Reproduce all of the data below without alteration; exclude every picture.

⟨

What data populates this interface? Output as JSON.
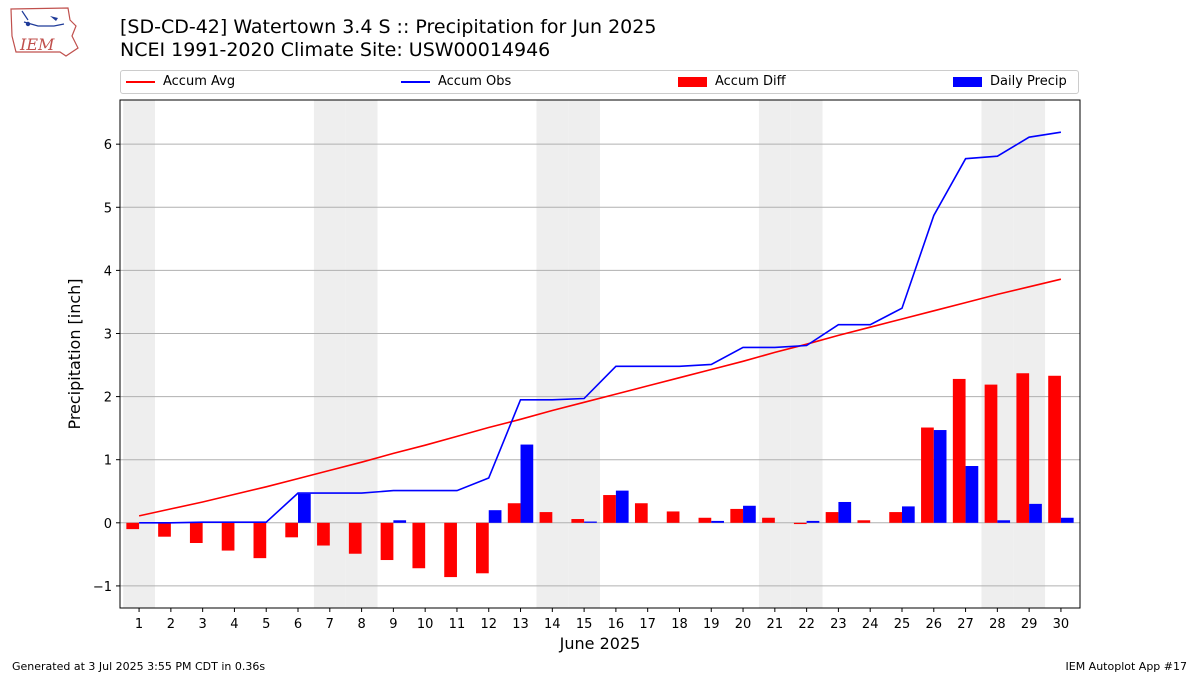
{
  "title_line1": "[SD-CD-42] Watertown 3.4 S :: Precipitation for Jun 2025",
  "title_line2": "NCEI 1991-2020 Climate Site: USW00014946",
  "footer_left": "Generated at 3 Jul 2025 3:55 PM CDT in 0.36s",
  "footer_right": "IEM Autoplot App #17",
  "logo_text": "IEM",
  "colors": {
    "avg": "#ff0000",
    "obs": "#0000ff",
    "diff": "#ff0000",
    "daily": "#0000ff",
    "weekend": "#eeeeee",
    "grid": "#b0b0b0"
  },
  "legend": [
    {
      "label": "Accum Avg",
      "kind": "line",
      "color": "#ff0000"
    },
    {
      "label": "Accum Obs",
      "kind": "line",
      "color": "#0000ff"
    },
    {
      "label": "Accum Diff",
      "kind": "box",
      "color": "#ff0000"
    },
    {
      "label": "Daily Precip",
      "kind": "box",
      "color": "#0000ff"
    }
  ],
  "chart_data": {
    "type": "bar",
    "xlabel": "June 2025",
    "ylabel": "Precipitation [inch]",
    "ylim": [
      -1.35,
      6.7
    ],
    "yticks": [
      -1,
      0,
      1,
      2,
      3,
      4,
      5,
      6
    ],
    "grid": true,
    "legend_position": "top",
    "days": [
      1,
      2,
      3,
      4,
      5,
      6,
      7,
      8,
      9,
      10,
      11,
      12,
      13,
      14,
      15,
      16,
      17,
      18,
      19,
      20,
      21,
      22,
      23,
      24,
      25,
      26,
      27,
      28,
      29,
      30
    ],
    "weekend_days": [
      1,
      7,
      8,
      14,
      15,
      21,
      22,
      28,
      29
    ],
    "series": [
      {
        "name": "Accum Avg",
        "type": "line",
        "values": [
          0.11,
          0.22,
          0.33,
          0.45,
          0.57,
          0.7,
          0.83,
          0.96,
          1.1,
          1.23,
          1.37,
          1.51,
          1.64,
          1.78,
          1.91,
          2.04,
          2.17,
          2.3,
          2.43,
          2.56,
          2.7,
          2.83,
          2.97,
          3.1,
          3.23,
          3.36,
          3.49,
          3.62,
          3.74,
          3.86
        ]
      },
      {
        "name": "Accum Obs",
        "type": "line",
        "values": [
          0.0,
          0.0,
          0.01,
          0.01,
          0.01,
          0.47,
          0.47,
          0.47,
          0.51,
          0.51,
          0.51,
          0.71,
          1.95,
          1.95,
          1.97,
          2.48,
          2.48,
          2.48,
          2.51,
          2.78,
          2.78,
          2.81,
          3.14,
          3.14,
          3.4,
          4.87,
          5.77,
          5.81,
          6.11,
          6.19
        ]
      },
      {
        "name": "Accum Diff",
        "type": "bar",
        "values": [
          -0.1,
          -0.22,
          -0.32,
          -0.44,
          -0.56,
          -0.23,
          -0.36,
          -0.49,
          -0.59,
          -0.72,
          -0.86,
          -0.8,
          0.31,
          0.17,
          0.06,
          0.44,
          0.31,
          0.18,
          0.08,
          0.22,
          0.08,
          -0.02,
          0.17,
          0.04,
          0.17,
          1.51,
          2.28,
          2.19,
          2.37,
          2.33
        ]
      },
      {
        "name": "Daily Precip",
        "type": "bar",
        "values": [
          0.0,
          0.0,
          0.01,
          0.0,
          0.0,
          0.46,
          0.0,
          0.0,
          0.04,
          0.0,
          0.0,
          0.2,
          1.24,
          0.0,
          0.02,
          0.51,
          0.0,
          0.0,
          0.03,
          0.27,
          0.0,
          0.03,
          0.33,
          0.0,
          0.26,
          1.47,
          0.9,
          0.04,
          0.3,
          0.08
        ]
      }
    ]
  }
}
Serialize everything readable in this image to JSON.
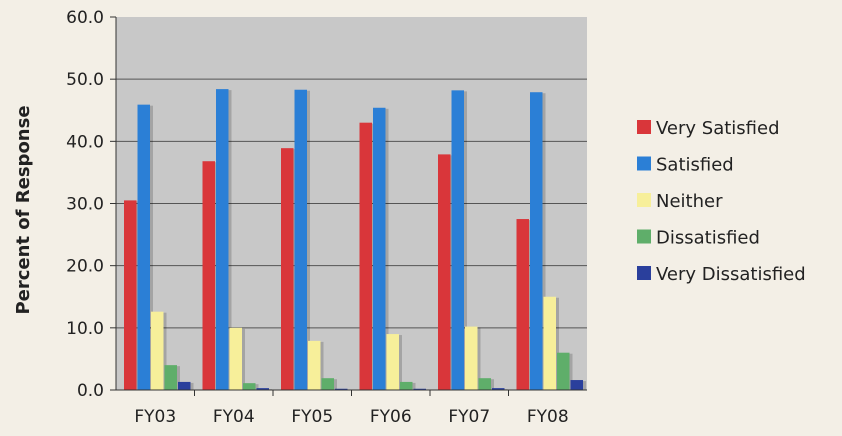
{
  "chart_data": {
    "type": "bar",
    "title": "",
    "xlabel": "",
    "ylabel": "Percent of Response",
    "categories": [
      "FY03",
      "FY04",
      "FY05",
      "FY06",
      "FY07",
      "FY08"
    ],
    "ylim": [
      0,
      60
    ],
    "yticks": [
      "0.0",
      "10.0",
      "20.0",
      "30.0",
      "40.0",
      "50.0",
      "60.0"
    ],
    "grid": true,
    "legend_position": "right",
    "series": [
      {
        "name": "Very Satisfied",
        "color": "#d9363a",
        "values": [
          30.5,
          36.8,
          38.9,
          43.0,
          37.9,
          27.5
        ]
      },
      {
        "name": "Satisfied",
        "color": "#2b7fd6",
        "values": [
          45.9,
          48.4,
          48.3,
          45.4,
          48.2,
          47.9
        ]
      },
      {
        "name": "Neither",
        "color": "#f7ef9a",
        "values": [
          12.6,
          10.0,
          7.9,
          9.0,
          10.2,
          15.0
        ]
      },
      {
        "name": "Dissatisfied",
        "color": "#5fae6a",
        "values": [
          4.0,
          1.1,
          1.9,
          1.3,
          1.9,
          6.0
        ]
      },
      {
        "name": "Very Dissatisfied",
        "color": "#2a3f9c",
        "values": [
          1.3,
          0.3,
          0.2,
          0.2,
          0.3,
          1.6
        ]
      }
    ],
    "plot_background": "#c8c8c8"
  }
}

⟩

**Solution to this problem**
What data populates this interface? Output as JSON.
{
  "title_line1": "[SD-CD-42] Watertown 3.4 S :: Precipitation for Jun 2025",
  "title_line2": "NCEI 1991-2020 Climate Site: USW00014946",
  "footer_left": "Generated at 3 Jul 2025 3:55 PM CDT in 0.36s",
  "footer_right": "IEM Autoplot App #17",
  "logo_text": "IEM",
  "colors": {
    "avg": "#ff0000",
    "obs": "#0000ff",
    "diff": "#ff0000",
    "daily": "#0000ff",
    "weekend": "#eeeeee",
    "grid": "#b0b0b0"
  },
  "legend": [
    {
      "label": "Accum Avg",
      "kind": "line",
      "color": "#ff0000"
    },
    {
      "label": "Accum Obs",
      "kind": "line",
      "color": "#0000ff"
    },
    {
      "label": "Accum Diff",
      "kind": "box",
      "color": "#ff0000"
    },
    {
      "label": "Daily Precip",
      "kind": "box",
      "color": "#0000ff"
    }
  ],
  "chart_data": {
    "type": "bar",
    "xlabel": "June 2025",
    "ylabel": "Precipitation [inch]",
    "ylim": [
      -1.35,
      6.7
    ],
    "yticks": [
      -1,
      0,
      1,
      2,
      3,
      4,
      5,
      6
    ],
    "grid": true,
    "legend_position": "top",
    "days": [
      1,
      2,
      3,
      4,
      5,
      6,
      7,
      8,
      9,
      10,
      11,
      12,
      13,
      14,
      15,
      16,
      17,
      18,
      19,
      20,
      21,
      22,
      23,
      24,
      25,
      26,
      27,
      28,
      29,
      30
    ],
    "weekend_days": [
      1,
      7,
      8,
      14,
      15,
      21,
      22,
      28,
      29
    ],
    "series": [
      {
        "name": "Accum Avg",
        "type": "line",
        "values": [
          0.11,
          0.22,
          0.33,
          0.45,
          0.57,
          0.7,
          0.83,
          0.96,
          1.1,
          1.23,
          1.37,
          1.51,
          1.64,
          1.78,
          1.91,
          2.04,
          2.17,
          2.3,
          2.43,
          2.56,
          2.7,
          2.83,
          2.97,
          3.1,
          3.23,
          3.36,
          3.49,
          3.62,
          3.74,
          3.86
        ]
      },
      {
        "name": "Accum Obs",
        "type": "line",
        "values": [
          0.0,
          0.0,
          0.01,
          0.01,
          0.01,
          0.47,
          0.47,
          0.47,
          0.51,
          0.51,
          0.51,
          0.71,
          1.95,
          1.95,
          1.97,
          2.48,
          2.48,
          2.48,
          2.51,
          2.78,
          2.78,
          2.81,
          3.14,
          3.14,
          3.4,
          4.87,
          5.77,
          5.81,
          6.11,
          6.19
        ]
      },
      {
        "name": "Accum Diff",
        "type": "bar",
        "values": [
          -0.1,
          -0.22,
          -0.32,
          -0.44,
          -0.56,
          -0.23,
          -0.36,
          -0.49,
          -0.59,
          -0.72,
          -0.86,
          -0.8,
          0.31,
          0.17,
          0.06,
          0.44,
          0.31,
          0.18,
          0.08,
          0.22,
          0.08,
          -0.02,
          0.17,
          0.04,
          0.17,
          1.51,
          2.28,
          2.19,
          2.37,
          2.33
        ]
      },
      {
        "name": "Daily Precip",
        "type": "bar",
        "values": [
          0.0,
          0.0,
          0.01,
          0.0,
          0.0,
          0.46,
          0.0,
          0.0,
          0.04,
          0.0,
          0.0,
          0.2,
          1.24,
          0.0,
          0.02,
          0.51,
          0.0,
          0.0,
          0.03,
          0.27,
          0.0,
          0.03,
          0.33,
          0.0,
          0.26,
          1.47,
          0.9,
          0.04,
          0.3,
          0.08
        ]
      }
    ]
  }
}
Serialize everything readable in this image to JSON.
{
  "chart_data": {
    "type": "bar",
    "title": "",
    "xlabel": "",
    "ylabel": "Percent of Response",
    "categories": [
      "FY03",
      "FY04",
      "FY05",
      "FY06",
      "FY07",
      "FY08"
    ],
    "ylim": [
      0,
      60
    ],
    "yticks": [
      "0.0",
      "10.0",
      "20.0",
      "30.0",
      "40.0",
      "50.0",
      "60.0"
    ],
    "grid": true,
    "legend_position": "right",
    "series": [
      {
        "name": "Very Satisfied",
        "color": "#d9363a",
        "values": [
          30.5,
          36.8,
          38.9,
          43.0,
          37.9,
          27.5
        ]
      },
      {
        "name": "Satisfied",
        "color": "#2b7fd6",
        "values": [
          45.9,
          48.4,
          48.3,
          45.4,
          48.2,
          47.9
        ]
      },
      {
        "name": "Neither",
        "color": "#f7ef9a",
        "values": [
          12.6,
          10.0,
          7.9,
          9.0,
          10.2,
          15.0
        ]
      },
      {
        "name": "Dissatisfied",
        "color": "#5fae6a",
        "values": [
          4.0,
          1.1,
          1.9,
          1.3,
          1.9,
          6.0
        ]
      },
      {
        "name": "Very Dissatisfied",
        "color": "#2a3f9c",
        "values": [
          1.3,
          0.3,
          0.2,
          0.2,
          0.3,
          1.6
        ]
      }
    ],
    "plot_background": "#c8c8c8"
  }
}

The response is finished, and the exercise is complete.